• Exercise details
Without the images, write out all of the following entries exactly.

• Information given
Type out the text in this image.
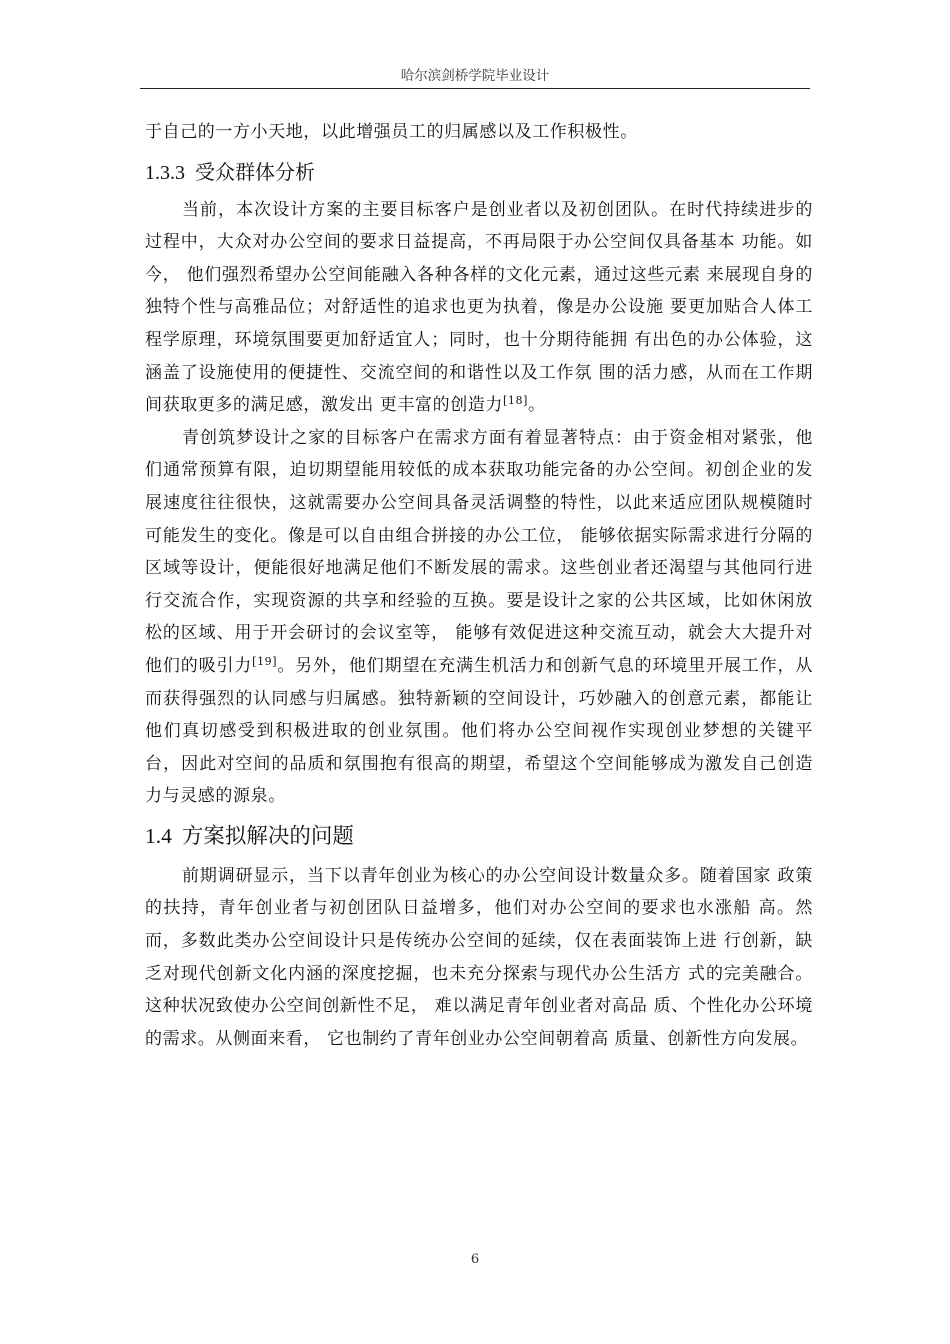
哈尔滨剑桥学院毕业设计

于自己的一方小天地，以此增强员工的归属感以及工作积极性。

1.3.3 受众群体分析

当前，本次设计方案的主要目标客户是创业者以及初创团队。在时代持续进步的过程中，大众对办公空间的要求日益提高，不再局限于办公空间仅具备基本 功能。如今， 他们强烈希望办公空间能融入各种各样的文化元素，通过这些元素 来展现自身的独特个性与高雅品位；对舒适性的追求也更为执着，像是办公设施 要更加贴合人体工程学原理，环境氛围要更加舒适宜人；同时，也十分期待能拥 有出色的办公体验，这涵盖了设施使用的便捷性、交流空间的和谐性以及工作氛 围的活力感，从而在工作期间获取更多的满足感，激发出 更丰富的创造力[18]。

青创筑梦设计之家的目标客户在需求方面有着显著特点：由于资金相对紧张，他们通常预算有限，迫切期望能用较低的成本获取功能完备的办公空间。初创企业的发展速度往往很快，这就需要办公空间具备灵活调整的特性，以此来适应团队规模随时可能发生的变化。像是可以自由组合拼接的办公工位， 能够依据实际需求进行分隔的区域等设计，便能很好地满足他们不断发展的需求。这些创业者还渴望与其他同行进行交流合作，实现资源的共享和经验的互换。要是设计之家的公共区域，比如休闲放松的区域、用于开会研讨的会议室等， 能够有效促进这种交流互动，就会大大提升对他们的吸引力[19]。另外，他们期望在充满生机活力和创新气息的环境里开展工作，从而获得强烈的认同感与归属感。独特新颖的空间设计，巧妙融入的创意元素，都能让他们真切感受到积极进取的创业氛围。他们将办公空间视作实现创业梦想的关键平台，因此对空间的品质和氛围抱有很高的期望，希望这个空间能够成为激发自己创造力与灵感的源泉。

1.4 方案拟解决的问题

前期调研显示，当下以青年创业为核心的办公空间设计数量众多。随着国家 政策的扶持，青年创业者与初创团队日益增多，他们对办公空间的要求也水涨船 高。然而，多数此类办公空间设计只是传统办公空间的延续，仅在表面装饰上进 行创新，缺乏对现代创新文化内涵的深度挖掘，也未充分探索与现代办公生活方 式的完美融合。这种状况致使办公空间创新性不足， 难以满足青年创业者对高品 质、个性化办公环境的需求。从侧面来看， 它也制约了青年创业办公空间朝着高 质量、创新性方向发展。

6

• Task answer
Type out the text in this image.
哈尔滨剑桥学院毕业设计

于自己的一方小天地，以此增强员工的归属感以及工作积极性。

1.3.3 受众群体分析

当前，本次设计方案的主要目标客户是创业者以及初创团队。在时代持续进步的过程中，大众对办公空间的要求日益提高，不再局限于办公空间仅具备基本 功能。如今， 他们强烈希望办公空间能融入各种各样的文化元素，通过这些元素 来展现自身的独特个性与高雅品位；对舒适性的追求也更为执着，像是办公设施 要更加贴合人体工程学原理，环境氛围要更加舒适宜人；同时，也十分期待能拥 有出色的办公体验，这涵盖了设施使用的便捷性、交流空间的和谐性以及工作氛 围的活力感，从而在工作期间获取更多的满足感，激发出 更丰富的创造力[18]。

青创筑梦设计之家的目标客户在需求方面有着显著特点：由于资金相对紧张，他们通常预算有限，迫切期望能用较低的成本获取功能完备的办公空间。初创企业的发展速度往往很快，这就需要办公空间具备灵活调整的特性，以此来适应团队规模随时可能发生的变化。像是可以自由组合拼接的办公工位， 能够依据实际需求进行分隔的区域等设计，便能很好地满足他们不断发展的需求。这些创业者还渴望与其他同行进行交流合作，实现资源的共享和经验的互换。要是设计之家的公共区域，比如休闲放松的区域、用于开会研讨的会议室等， 能够有效促进这种交流互动，就会大大提升对他们的吸引力[19]。另外，他们期望在充满生机活力和创新气息的环境里开展工作，从而获得强烈的认同感与归属感。独特新颖的空间设计，巧妙融入的创意元素，都能让他们真切感受到积极进取的创业氛围。他们将办公空间视作实现创业梦想的关键平台，因此对空间的品质和氛围抱有很高的期望，希望这个空间能够成为激发自己创造力与灵感的源泉。

1.4 方案拟解决的问题

前期调研显示，当下以青年创业为核心的办公空间设计数量众多。随着国家 政策的扶持，青年创业者与初创团队日益增多，他们对办公空间的要求也水涨船 高。然而，多数此类办公空间设计只是传统办公空间的延续，仅在表面装饰上进 行创新，缺乏对现代创新文化内涵的深度挖掘，也未充分探索与现代办公生活方 式的完美融合。这种状况致使办公空间创新性不足， 难以满足青年创业者对高品 质、个性化办公环境的需求。从侧面来看， 它也制约了青年创业办公空间朝着高 质量、创新性方向发展。

6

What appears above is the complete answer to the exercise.